__Exercise goal__. Keep the wording of each record exactly the same when you repeat it, and leave out pictures.

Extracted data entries
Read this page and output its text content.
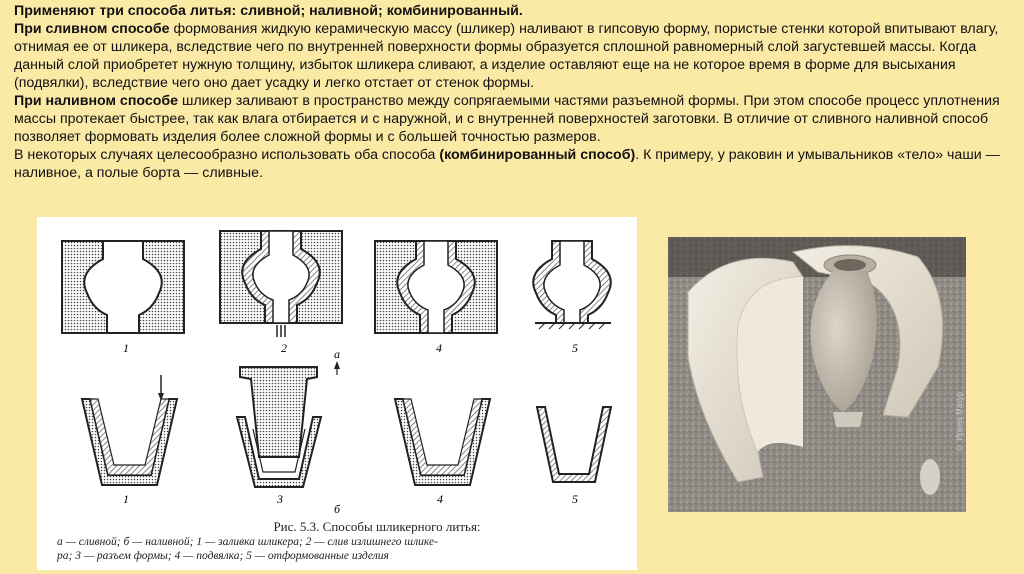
Применяют три способа литья: сливной; наливной; комбинированный.

При сливном способе формования жидкую керамическую массу (шликер) наливают в гипсовую форму, пористые стенки которой впитывают влагу, отнимая ее от шликера, вследствие чего по внутренней поверхности формы образуется сплошной равномерный слой загустевшей массы. Когда данный слой приобретет нужную толщину, избыток шликера сливают, а изделие оставляют еще на не которое время в форме для высыхания (подвялки), вследствие чего оно дает усадку и легко отстает от стенок формы.

При наливном способе шликер заливают в пространство между сопрягаемыми частями разъемной формы. При этом способе процесс уплотнения массы протекает быстрее, так как влага отбирается и с наружной, и с внутренней поверхностей заготовки. В отличие от сливного наливной способ позволяет формовать изделия более сложной формы и с большей точностью размеров.

В некоторых случаях целесообразно использовать оба способа (комбинированный способ). К примеру, у раковин и умывальников «тело» чаши — наливное, а полые борта — сливные.

1	2	4	5
а
1	3	4	5
б
Рис. 5.3. Способы шликерного литья:
а — сливной; б — наливной; 1 — заливка шликера; 2 — слив излишнего шлике-
ра; 3 — разъем формы; 4 — подвялка; 5 — отформованные изделия
© Ирина Мазур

__Task answer__.
Read this page and output its text content.
Применяют три способа литья: сливной; наливной; комбинированный.

При сливном способе формования жидкую керамическую массу (шликер) наливают в гипсовую форму, пористые стенки которой впитывают влагу, отнимая ее от шликера, вследствие чего по внутренней поверхности формы образуется сплошной равномерный слой загустевшей массы. Когда данный слой приобретет нужную толщину, избыток шликера сливают, а изделие оставляют еще на не которое время в форме для высыхания (подвялки), вследствие чего оно дает усадку и легко отстает от стенок формы.

При наливном способе шликер заливают в пространство между сопрягаемыми частями разъемной формы. При этом способе процесс уплотнения массы протекает быстрее, так как влага отбирается и с наружной, и с внутренней поверхностей заготовки. В отличие от сливного наливной способ позволяет формовать изделия более сложной формы и с большей точностью размеров.

В некоторых случаях целесообразно использовать оба способа (комбинированный способ). К примеру, у раковин и умывальников «тело» чаши — наливное, а полые борта — сливные.

1	2	4	5
а
1	3	4	5
б
Рис. 5.3. Способы шликерного литья:
а — сливной; б — наливной; 1 — заливка шликера; 2 — слив излишнего шлике-
ра; 3 — разъем формы; 4 — подвялка; 5 — отформованные изделия
© Ирина Мазур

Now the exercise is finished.